[Directions for this task] Repeat the full listing below verbatim and keep the images out.

[Given records]
"""

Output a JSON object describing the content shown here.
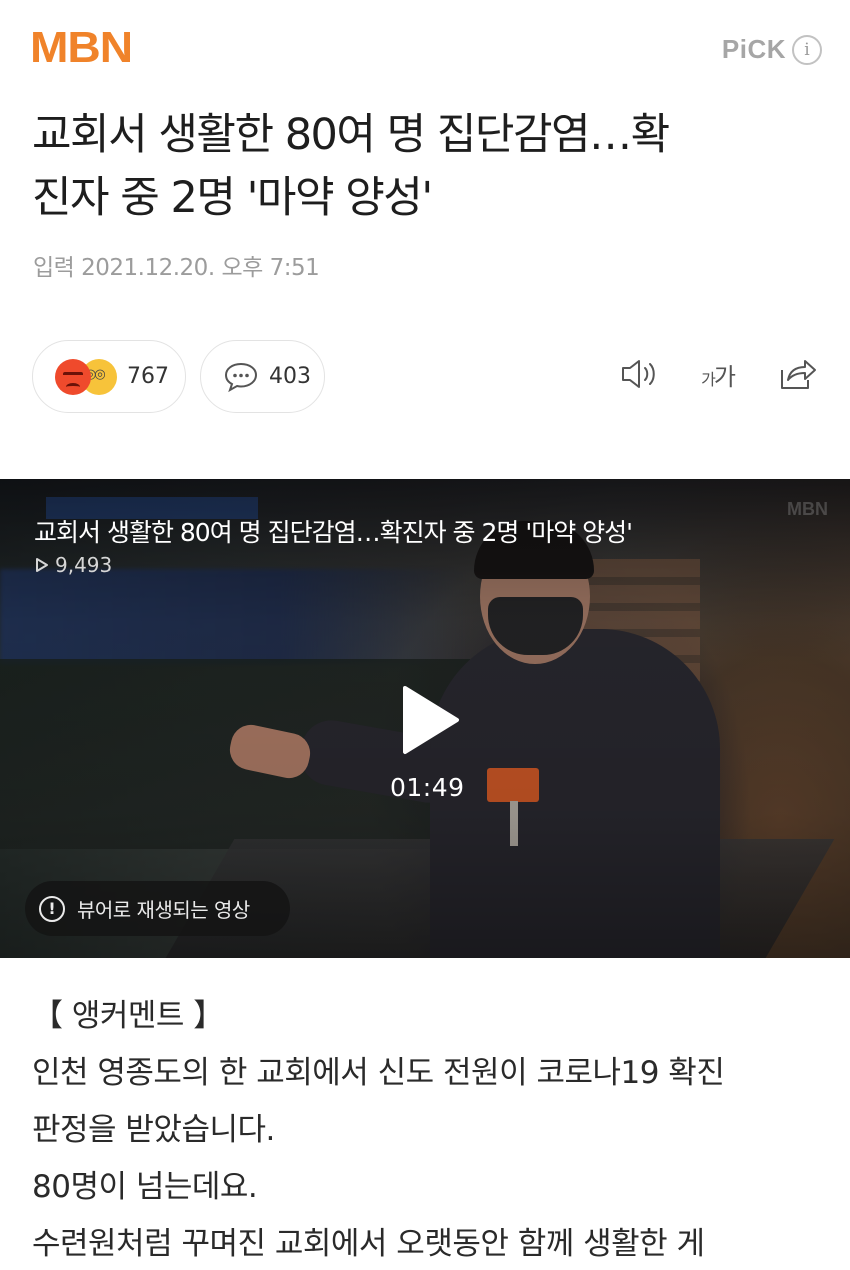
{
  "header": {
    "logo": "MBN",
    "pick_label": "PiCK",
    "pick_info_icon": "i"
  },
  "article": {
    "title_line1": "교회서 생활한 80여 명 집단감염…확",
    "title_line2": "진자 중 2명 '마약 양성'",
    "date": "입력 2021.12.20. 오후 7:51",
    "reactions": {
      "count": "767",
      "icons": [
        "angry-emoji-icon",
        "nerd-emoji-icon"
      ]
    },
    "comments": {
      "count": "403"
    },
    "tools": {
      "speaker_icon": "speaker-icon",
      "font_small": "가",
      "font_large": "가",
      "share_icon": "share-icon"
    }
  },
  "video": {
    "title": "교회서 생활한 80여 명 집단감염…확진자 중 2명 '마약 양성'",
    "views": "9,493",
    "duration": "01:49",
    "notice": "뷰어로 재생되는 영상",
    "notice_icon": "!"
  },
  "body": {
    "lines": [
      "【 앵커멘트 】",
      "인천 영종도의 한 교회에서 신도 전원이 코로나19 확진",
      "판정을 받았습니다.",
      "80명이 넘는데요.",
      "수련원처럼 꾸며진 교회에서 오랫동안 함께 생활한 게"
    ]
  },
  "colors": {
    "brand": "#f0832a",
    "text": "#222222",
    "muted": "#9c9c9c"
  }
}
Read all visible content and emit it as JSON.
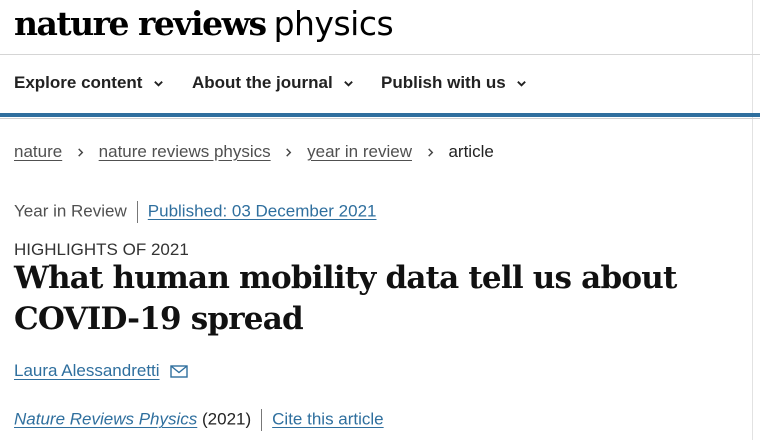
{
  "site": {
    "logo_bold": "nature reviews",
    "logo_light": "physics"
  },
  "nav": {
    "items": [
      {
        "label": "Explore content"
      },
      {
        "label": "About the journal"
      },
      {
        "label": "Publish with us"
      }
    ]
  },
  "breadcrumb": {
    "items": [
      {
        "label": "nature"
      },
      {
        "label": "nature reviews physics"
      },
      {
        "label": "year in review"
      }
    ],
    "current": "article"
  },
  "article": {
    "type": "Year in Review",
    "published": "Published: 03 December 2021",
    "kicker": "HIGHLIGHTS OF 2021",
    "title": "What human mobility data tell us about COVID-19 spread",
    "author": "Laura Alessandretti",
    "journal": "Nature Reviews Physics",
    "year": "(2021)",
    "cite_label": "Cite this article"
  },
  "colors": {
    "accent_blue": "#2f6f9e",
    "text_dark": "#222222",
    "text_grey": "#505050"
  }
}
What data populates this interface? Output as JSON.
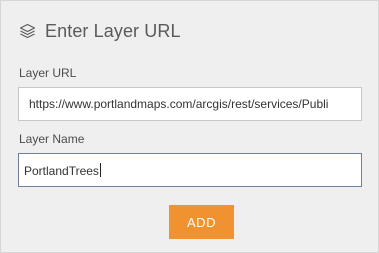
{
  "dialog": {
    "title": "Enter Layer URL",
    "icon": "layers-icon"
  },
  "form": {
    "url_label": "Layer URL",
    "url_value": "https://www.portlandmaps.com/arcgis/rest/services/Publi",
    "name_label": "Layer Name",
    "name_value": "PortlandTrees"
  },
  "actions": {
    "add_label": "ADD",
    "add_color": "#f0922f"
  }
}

"""

[Solution for this exercise]
Output a JSON object describing the content shown here.
{
  "header": {
    "logo": "MBN",
    "pick_label": "PiCK",
    "pick_info_icon": "i"
  },
  "article": {
    "title_line1": "교회서 생활한 80여 명 집단감염…확",
    "title_line2": "진자 중 2명 '마약 양성'",
    "date": "입력 2021.12.20. 오후 7:51",
    "reactions": {
      "count": "767",
      "icons": [
        "angry-emoji-icon",
        "nerd-emoji-icon"
      ]
    },
    "comments": {
      "count": "403"
    },
    "tools": {
      "speaker_icon": "speaker-icon",
      "font_small": "가",
      "font_large": "가",
      "share_icon": "share-icon"
    }
  },
  "video": {
    "title": "교회서 생활한 80여 명 집단감염…확진자 중 2명 '마약 양성'",
    "views": "9,493",
    "duration": "01:49",
    "notice": "뷰어로 재생되는 영상",
    "notice_icon": "!"
  },
  "body": {
    "lines": [
      "【 앵커멘트 】",
      "인천 영종도의 한 교회에서 신도 전원이 코로나19 확진",
      "판정을 받았습니다.",
      "80명이 넘는데요.",
      "수련원처럼 꾸며진 교회에서 오랫동안 함께 생활한 게"
    ]
  },
  "colors": {
    "brand": "#f0832a",
    "text": "#222222",
    "muted": "#9c9c9c"
  }
}
Read all visible content and emit it as JSON.
{
  "site": {
    "logo_bold": "nature reviews",
    "logo_light": "physics"
  },
  "nav": {
    "items": [
      {
        "label": "Explore content"
      },
      {
        "label": "About the journal"
      },
      {
        "label": "Publish with us"
      }
    ]
  },
  "breadcrumb": {
    "items": [
      {
        "label": "nature"
      },
      {
        "label": "nature reviews physics"
      },
      {
        "label": "year in review"
      }
    ],
    "current": "article"
  },
  "article": {
    "type": "Year in Review",
    "published": "Published: 03 December 2021",
    "kicker": "HIGHLIGHTS OF 2021",
    "title": "What human mobility data tell us about COVID-19 spread",
    "author": "Laura Alessandretti",
    "journal": "Nature Reviews Physics",
    "year": "(2021)",
    "cite_label": "Cite this article"
  },
  "colors": {
    "accent_blue": "#2f6f9e",
    "text_dark": "#222222",
    "text_grey": "#505050"
  }
}
What data populates this interface? Output as JSON.
{
  "dialog": {
    "title": "Enter Layer URL",
    "icon": "layers-icon"
  },
  "form": {
    "url_label": "Layer URL",
    "url_value": "https://www.portlandmaps.com/arcgis/rest/services/Publi",
    "name_label": "Layer Name",
    "name_value": "PortlandTrees"
  },
  "actions": {
    "add_label": "ADD",
    "add_color": "#f0922f"
  }
}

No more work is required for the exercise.